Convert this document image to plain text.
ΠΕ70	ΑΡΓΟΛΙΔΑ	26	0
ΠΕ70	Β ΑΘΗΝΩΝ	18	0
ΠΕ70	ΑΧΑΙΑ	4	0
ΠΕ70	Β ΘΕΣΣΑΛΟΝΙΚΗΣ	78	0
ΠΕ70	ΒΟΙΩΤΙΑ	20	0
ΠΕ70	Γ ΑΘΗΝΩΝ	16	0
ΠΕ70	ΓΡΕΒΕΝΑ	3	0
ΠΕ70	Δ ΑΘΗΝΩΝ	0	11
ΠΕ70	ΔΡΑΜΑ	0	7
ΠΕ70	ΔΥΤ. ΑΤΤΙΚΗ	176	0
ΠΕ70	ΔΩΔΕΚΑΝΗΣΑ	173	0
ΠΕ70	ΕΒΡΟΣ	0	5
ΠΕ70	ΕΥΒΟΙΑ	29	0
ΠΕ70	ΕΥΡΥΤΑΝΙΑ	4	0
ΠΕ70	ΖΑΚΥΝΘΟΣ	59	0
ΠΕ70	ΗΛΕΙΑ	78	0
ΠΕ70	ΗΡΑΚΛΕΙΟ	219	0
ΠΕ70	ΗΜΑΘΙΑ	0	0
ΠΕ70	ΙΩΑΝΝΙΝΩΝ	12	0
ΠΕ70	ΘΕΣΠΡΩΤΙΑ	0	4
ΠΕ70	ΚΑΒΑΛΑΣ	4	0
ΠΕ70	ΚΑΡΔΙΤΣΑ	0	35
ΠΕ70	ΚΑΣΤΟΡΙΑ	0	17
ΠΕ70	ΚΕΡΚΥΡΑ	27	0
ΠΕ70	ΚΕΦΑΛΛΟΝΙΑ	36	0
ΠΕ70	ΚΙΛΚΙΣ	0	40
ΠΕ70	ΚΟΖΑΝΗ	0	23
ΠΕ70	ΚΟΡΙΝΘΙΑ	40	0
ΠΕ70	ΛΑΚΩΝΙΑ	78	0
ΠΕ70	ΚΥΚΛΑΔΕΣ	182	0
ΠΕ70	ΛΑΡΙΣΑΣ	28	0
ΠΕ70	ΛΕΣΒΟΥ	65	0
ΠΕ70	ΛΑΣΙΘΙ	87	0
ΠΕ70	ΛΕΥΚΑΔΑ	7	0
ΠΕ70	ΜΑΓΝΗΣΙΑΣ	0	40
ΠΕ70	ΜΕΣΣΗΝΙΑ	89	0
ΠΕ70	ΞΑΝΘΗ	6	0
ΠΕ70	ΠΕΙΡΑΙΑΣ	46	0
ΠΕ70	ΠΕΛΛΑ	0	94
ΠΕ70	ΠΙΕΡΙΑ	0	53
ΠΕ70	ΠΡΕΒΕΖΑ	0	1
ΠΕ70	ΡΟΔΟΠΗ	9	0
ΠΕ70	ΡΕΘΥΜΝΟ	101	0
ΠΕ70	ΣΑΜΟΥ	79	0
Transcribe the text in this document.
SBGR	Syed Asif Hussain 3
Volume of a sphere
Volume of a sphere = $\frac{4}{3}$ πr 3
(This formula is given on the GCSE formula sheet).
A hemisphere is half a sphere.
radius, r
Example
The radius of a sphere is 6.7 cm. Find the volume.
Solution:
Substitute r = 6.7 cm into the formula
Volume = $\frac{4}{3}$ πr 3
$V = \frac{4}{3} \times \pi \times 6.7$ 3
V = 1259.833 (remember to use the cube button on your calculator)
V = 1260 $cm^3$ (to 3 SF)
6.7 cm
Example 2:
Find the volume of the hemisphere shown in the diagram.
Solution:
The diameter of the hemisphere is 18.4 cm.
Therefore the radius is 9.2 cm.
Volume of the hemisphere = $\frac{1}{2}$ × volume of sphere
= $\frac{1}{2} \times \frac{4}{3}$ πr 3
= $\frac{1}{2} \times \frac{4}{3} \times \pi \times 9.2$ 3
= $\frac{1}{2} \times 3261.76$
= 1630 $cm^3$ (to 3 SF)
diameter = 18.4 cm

=======

GOAL OF THE EXERCISE: Write the data out again in full and exactly.

EXPECTED ANSWER:
Convert this document image to plain text.
ΠΕ70	ΑΡΓΟΛΙΔΑ	26	0
ΠΕ70	Β ΑΘΗΝΩΝ	18	0
ΠΕ70	ΑΧΑΙΑ	4	0
ΠΕ70	Β ΘΕΣΣΑΛΟΝΙΚΗΣ	78	0
ΠΕ70	ΒΟΙΩΤΙΑ	20	0
ΠΕ70	Γ ΑΘΗΝΩΝ	16	0
ΠΕ70	ΓΡΕΒΕΝΑ	3	0
ΠΕ70	Δ ΑΘΗΝΩΝ	0	11
ΠΕ70	ΔΡΑΜΑ	0	7
ΠΕ70	ΔΥΤ. ΑΤΤΙΚΗ	176	0
ΠΕ70	ΔΩΔΕΚΑΝΗΣΑ	173	0
ΠΕ70	ΕΒΡΟΣ	0	5
ΠΕ70	ΕΥΒΟΙΑ	29	0
ΠΕ70	ΕΥΡΥΤΑΝΙΑ	4	0
ΠΕ70	ΖΑΚΥΝΘΟΣ	59	0
ΠΕ70	ΗΛΕΙΑ	78	0
ΠΕ70	ΗΡΑΚΛΕΙΟ	219	0
ΠΕ70	ΗΜΑΘΙΑ	0	0
ΠΕ70	ΙΩΑΝΝΙΝΩΝ	12	0
ΠΕ70	ΘΕΣΠΡΩΤΙΑ	0	4
ΠΕ70	ΚΑΒΑΛΑΣ	4	0
ΠΕ70	ΚΑΡΔΙΤΣΑ	0	35
ΠΕ70	ΚΑΣΤΟΡΙΑ	0	17
ΠΕ70	ΚΕΡΚΥΡΑ	27	0
ΠΕ70	ΚΕΦΑΛΛΟΝΙΑ	36	0
ΠΕ70	ΚΙΛΚΙΣ	0	40
ΠΕ70	ΚΟΖΑΝΗ	0	23
ΠΕ70	ΚΟΡΙΝΘΙΑ	40	0
ΠΕ70	ΛΑΚΩΝΙΑ	78	0
ΠΕ70	ΚΥΚΛΑΔΕΣ	182	0
ΠΕ70	ΛΑΡΙΣΑΣ	28	0
ΠΕ70	ΛΕΣΒΟΥ	65	0
ΠΕ70	ΛΑΣΙΘΙ	87	0
ΠΕ70	ΛΕΥΚΑΔΑ	7	0
ΠΕ70	ΜΑΓΝΗΣΙΑΣ	0	40
ΠΕ70	ΜΕΣΣΗΝΙΑ	89	0
ΠΕ70	ΞΑΝΘΗ	6	0
ΠΕ70	ΠΕΙΡΑΙΑΣ	46	0
ΠΕ70	ΠΕΛΛΑ	0	94
ΠΕ70	ΠΙΕΡΙΑ	0	53
ΠΕ70	ΠΡΕΒΕΖΑ	0	1
ΠΕ70	ΡΟΔΟΠΗ	9	0
ΠΕ70	ΡΕΘΥΜΝΟ	101	0
ΠΕ70	ΣΑΜΟΥ	79	0
Transcribe the text in this document.
SBGR	Syed Asif Hussain 3
Volume of a sphere
Volume of a sphere = $\frac{4}{3}$ πr 3
(This formula is given on the GCSE formula sheet).
A hemisphere is half a sphere.
radius, r
Example
The radius of a sphere is 6.7 cm. Find the volume.
Solution:
Substitute r = 6.7 cm into the formula
Volume = $\frac{4}{3}$ πr 3
$V = \frac{4}{3} \times \pi \times 6.7$ 3
V = 1259.833 (remember to use the cube button on your calculator)
V = 1260 $cm^3$ (to 3 SF)
6.7 cm
Example 2:
Find the volume of the hemisphere shown in the diagram.
Solution:
The diameter of the hemisphere is 18.4 cm.
Therefore the radius is 9.2 cm.
Volume of the hemisphere = $\frac{1}{2}$ × volume of sphere
= $\frac{1}{2} \times \frac{4}{3}$ πr 3
= $\frac{1}{2} \times \frac{4}{3} \times \pi \times 9.2$ 3
= $\frac{1}{2} \times 3261.76$
= 1630 $cm^3$ (to 3 SF)
diameter = 18.4 cm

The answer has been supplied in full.